'''

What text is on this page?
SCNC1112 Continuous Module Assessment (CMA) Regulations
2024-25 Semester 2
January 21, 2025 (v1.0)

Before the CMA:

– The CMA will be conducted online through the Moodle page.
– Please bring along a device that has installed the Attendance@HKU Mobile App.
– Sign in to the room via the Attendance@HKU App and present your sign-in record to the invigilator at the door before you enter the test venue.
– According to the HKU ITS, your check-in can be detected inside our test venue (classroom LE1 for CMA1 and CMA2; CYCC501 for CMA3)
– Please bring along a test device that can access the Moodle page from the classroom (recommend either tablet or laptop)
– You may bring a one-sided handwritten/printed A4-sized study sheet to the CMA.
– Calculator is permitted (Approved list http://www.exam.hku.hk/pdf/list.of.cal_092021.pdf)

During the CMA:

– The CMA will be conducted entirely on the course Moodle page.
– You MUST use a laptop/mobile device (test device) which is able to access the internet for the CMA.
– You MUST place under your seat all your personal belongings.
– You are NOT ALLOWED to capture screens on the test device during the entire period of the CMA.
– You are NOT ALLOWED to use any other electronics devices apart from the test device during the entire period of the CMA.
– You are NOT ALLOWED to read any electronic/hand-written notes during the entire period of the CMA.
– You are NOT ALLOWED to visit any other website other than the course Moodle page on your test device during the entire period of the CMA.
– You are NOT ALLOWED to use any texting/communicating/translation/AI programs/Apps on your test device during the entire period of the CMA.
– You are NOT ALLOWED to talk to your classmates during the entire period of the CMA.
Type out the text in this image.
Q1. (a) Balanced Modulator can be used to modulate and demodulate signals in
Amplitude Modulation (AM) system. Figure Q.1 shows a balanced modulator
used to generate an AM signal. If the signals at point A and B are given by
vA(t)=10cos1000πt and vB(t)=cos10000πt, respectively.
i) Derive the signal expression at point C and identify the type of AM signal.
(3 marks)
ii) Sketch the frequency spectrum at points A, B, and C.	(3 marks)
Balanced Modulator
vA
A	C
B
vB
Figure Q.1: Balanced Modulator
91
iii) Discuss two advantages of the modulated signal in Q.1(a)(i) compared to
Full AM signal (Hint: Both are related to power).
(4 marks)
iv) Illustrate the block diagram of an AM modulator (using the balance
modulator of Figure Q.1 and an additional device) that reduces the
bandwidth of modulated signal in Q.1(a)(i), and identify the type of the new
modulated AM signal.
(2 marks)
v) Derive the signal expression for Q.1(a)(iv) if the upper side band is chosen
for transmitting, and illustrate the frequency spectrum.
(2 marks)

'''

Write out the full listing exactly as given.

What text is on this page?
SCNC1112 Continuous Module Assessment (CMA) Regulations
2024-25 Semester 2
January 21, 2025 (v1.0)

Before the CMA:

– The CMA will be conducted online through the Moodle page.
– Please bring along a device that has installed the Attendance@HKU Mobile App.
– Sign in to the room via the Attendance@HKU App and present your sign-in record to the invigilator at the door before you enter the test venue.
– According to the HKU ITS, your check-in can be detected inside our test venue (classroom LE1 for CMA1 and CMA2; CYCC501 for CMA3)
– Please bring along a test device that can access the Moodle page from the classroom (recommend either tablet or laptop)
– You may bring a one-sided handwritten/printed A4-sized study sheet to the CMA.
– Calculator is permitted (Approved list http://www.exam.hku.hk/pdf/list.of.cal_092021.pdf)

During the CMA:

– The CMA will be conducted entirely on the course Moodle page.
– You MUST use a laptop/mobile device (test device) which is able to access the internet for the CMA.
– You MUST place under your seat all your personal belongings.
– You are NOT ALLOWED to capture screens on the test device during the entire period of the CMA.
– You are NOT ALLOWED to use any other electronics devices apart from the test device during the entire period of the CMA.
– You are NOT ALLOWED to read any electronic/hand-written notes during the entire period of the CMA.
– You are NOT ALLOWED to visit any other website other than the course Moodle page on your test device during the entire period of the CMA.
– You are NOT ALLOWED to use any texting/communicating/translation/AI programs/Apps on your test device during the entire period of the CMA.
– You are NOT ALLOWED to talk to your classmates during the entire period of the CMA.
Type out the text in this image.
Q1. (a) Balanced Modulator can be used to modulate and demodulate signals in
Amplitude Modulation (AM) system. Figure Q.1 shows a balanced modulator
used to generate an AM signal. If the signals at point A and B are given by
vA(t)=10cos1000πt and vB(t)=cos10000πt, respectively.
i) Derive the signal expression at point C and identify the type of AM signal.
(3 marks)
ii) Sketch the frequency spectrum at points A, B, and C.	(3 marks)
Balanced Modulator
vA
A	C
B
vB
Figure Q.1: Balanced Modulator
91
iii) Discuss two advantages of the modulated signal in Q.1(a)(i) compared to
Full AM signal (Hint: Both are related to power).
(4 marks)
iv) Illustrate the block diagram of an AM modulator (using the balance
modulator of Figure Q.1 and an additional device) that reduces the
bandwidth of modulated signal in Q.1(a)(i), and identify the type of the new
modulated AM signal.
(2 marks)
v) Derive the signal expression for Q.1(a)(iv) if the upper side band is chosen
for transmitting, and illustrate the frequency spectrum.
(2 marks)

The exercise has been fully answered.